§ **WHAT THE TASK ASKS**
Take the lines from the one containing "Convert this screenshot" through the final line below and restate them exactly. Omit the pictures.

§ **PROVIDED ENTRIES**
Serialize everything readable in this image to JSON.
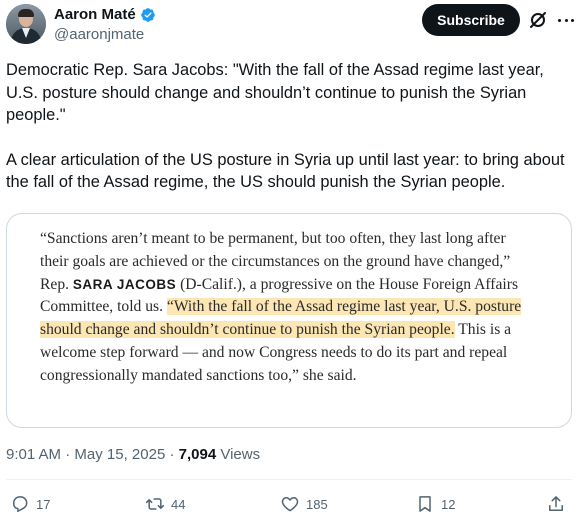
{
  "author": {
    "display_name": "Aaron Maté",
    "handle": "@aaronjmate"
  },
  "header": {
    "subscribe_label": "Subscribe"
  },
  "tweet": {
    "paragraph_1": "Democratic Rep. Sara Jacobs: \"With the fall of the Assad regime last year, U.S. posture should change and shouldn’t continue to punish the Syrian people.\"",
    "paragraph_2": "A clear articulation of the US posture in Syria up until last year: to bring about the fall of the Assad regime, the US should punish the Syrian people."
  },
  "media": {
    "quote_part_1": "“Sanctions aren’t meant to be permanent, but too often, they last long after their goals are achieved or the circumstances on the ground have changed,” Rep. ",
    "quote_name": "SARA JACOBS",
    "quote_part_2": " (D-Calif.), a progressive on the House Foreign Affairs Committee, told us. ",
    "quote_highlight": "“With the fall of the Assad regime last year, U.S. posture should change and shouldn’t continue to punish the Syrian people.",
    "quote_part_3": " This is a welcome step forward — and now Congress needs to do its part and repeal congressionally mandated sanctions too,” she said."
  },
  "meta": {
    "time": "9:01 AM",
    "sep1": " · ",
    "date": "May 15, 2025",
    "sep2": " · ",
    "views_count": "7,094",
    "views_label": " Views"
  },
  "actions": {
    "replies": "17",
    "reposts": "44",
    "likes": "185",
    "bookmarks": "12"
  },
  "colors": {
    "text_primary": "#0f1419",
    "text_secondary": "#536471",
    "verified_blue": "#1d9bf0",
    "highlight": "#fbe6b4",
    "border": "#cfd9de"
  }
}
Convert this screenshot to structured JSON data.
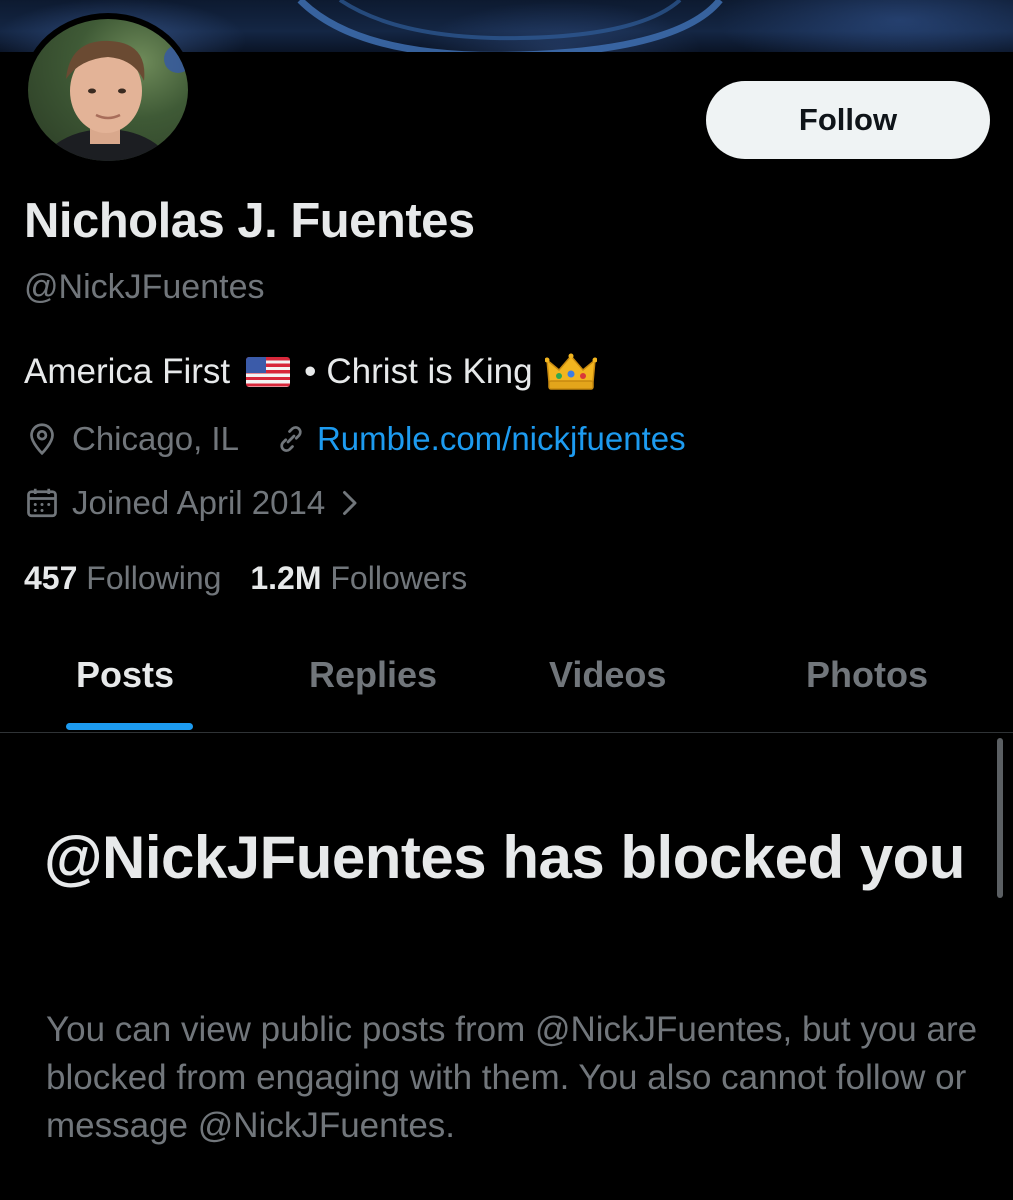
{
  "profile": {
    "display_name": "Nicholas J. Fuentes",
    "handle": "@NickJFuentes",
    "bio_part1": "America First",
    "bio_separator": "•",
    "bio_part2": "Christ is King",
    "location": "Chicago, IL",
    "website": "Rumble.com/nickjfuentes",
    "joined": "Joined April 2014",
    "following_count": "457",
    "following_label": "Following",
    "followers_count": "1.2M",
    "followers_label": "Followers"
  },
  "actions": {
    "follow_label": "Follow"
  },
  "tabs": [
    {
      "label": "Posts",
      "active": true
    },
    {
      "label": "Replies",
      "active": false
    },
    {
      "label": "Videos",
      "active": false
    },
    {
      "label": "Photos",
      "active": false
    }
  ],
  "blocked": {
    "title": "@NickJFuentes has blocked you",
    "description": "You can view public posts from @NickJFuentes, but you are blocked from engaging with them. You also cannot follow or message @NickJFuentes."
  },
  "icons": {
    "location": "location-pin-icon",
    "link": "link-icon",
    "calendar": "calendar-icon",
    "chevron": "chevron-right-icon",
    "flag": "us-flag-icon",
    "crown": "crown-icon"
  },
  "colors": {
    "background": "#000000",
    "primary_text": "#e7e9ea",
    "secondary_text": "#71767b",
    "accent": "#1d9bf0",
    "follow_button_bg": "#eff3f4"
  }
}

§ **RESULT OF THE TASK**
Convert this screenshot to structured JSON data.
{
  "profile": {
    "display_name": "Nicholas J. Fuentes",
    "handle": "@NickJFuentes",
    "bio_part1": "America First",
    "bio_separator": "•",
    "bio_part2": "Christ is King",
    "location": "Chicago, IL",
    "website": "Rumble.com/nickjfuentes",
    "joined": "Joined April 2014",
    "following_count": "457",
    "following_label": "Following",
    "followers_count": "1.2M",
    "followers_label": "Followers"
  },
  "actions": {
    "follow_label": "Follow"
  },
  "tabs": [
    {
      "label": "Posts",
      "active": true
    },
    {
      "label": "Replies",
      "active": false
    },
    {
      "label": "Videos",
      "active": false
    },
    {
      "label": "Photos",
      "active": false
    }
  ],
  "blocked": {
    "title": "@NickJFuentes has blocked you",
    "description": "You can view public posts from @NickJFuentes, but you are blocked from engaging with them. You also cannot follow or message @NickJFuentes."
  },
  "icons": {
    "location": "location-pin-icon",
    "link": "link-icon",
    "calendar": "calendar-icon",
    "chevron": "chevron-right-icon",
    "flag": "us-flag-icon",
    "crown": "crown-icon"
  },
  "colors": {
    "background": "#000000",
    "primary_text": "#e7e9ea",
    "secondary_text": "#71767b",
    "accent": "#1d9bf0",
    "follow_button_bg": "#eff3f4"
  }
}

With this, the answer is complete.